* **Entries taken from a collection**:
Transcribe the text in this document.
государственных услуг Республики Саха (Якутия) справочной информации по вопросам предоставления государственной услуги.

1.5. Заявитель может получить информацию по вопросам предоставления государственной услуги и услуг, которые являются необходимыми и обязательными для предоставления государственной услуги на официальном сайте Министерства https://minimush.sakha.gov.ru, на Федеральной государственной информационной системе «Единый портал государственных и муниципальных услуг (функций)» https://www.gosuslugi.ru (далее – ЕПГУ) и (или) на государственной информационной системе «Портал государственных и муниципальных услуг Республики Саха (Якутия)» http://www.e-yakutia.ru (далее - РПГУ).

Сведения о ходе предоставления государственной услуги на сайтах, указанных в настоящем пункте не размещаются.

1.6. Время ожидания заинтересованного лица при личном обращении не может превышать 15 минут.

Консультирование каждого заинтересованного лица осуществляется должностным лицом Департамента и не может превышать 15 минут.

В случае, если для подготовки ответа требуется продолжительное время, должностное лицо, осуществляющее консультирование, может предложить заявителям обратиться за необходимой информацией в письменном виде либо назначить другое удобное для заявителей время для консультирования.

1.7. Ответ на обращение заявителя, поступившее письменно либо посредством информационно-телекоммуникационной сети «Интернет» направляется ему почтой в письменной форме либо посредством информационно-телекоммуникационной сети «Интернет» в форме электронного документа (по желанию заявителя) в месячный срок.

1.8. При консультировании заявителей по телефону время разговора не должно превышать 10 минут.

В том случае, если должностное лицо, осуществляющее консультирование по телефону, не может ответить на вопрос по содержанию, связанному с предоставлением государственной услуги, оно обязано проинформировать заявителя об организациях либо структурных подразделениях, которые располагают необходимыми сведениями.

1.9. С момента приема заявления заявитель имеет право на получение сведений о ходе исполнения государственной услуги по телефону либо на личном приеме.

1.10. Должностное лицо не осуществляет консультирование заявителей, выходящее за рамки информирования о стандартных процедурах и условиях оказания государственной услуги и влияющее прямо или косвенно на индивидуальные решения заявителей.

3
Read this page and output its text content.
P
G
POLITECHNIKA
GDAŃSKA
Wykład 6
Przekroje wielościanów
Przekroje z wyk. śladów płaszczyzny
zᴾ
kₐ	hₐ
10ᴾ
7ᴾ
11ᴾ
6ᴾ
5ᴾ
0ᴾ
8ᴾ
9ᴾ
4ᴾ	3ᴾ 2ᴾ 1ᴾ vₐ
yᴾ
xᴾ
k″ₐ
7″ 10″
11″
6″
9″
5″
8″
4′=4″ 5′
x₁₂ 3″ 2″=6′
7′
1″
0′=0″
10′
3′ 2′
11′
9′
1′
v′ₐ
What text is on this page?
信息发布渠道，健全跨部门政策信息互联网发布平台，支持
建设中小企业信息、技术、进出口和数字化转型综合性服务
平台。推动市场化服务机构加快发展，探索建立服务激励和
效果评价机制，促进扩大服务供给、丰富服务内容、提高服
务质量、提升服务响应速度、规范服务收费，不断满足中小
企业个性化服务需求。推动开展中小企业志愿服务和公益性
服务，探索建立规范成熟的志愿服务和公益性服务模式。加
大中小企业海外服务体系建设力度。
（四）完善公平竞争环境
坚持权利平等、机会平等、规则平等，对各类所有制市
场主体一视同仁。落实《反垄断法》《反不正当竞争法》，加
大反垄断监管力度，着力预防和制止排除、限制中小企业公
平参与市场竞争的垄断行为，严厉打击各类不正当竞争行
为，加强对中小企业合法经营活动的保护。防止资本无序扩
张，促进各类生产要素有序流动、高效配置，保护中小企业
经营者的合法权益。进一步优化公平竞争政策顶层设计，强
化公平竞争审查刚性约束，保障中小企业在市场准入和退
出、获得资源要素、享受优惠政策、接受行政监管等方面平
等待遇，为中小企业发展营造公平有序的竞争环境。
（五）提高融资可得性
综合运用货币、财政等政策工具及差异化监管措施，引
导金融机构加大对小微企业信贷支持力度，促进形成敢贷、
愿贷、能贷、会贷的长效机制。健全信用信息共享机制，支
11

* **Goal**: Write out exactly the final stretch of the records: the line containing "What text is on this page?" and every line after it, through the last, and nothing else.

* **Answer in full**:
What text is on this page?
信息发布渠道，健全跨部门政策信息互联网发布平台，支持
建设中小企业信息、技术、进出口和数字化转型综合性服务
平台。推动市场化服务机构加快发展，探索建立服务激励和
效果评价机制，促进扩大服务供给、丰富服务内容、提高服
务质量、提升服务响应速度、规范服务收费，不断满足中小
企业个性化服务需求。推动开展中小企业志愿服务和公益性
服务，探索建立规范成熟的志愿服务和公益性服务模式。加
大中小企业海外服务体系建设力度。
（四）完善公平竞争环境
坚持权利平等、机会平等、规则平等，对各类所有制市
场主体一视同仁。落实《反垄断法》《反不正当竞争法》，加
大反垄断监管力度，着力预防和制止排除、限制中小企业公
平参与市场竞争的垄断行为，严厉打击各类不正当竞争行
为，加强对中小企业合法经营活动的保护。防止资本无序扩
张，促进各类生产要素有序流动、高效配置，保护中小企业
经营者的合法权益。进一步优化公平竞争政策顶层设计，强
化公平竞争审查刚性约束，保障中小企业在市场准入和退
出、获得资源要素、享受优惠政策、接受行政监管等方面平
等待遇，为中小企业发展营造公平有序的竞争环境。
（五）提高融资可得性
综合运用货币、财政等政策工具及差异化监管措施，引
导金融机构加大对小微企业信贷支持力度，促进形成敢贷、
愿贷、能贷、会贷的长效机制。健全信用信息共享机制，支
11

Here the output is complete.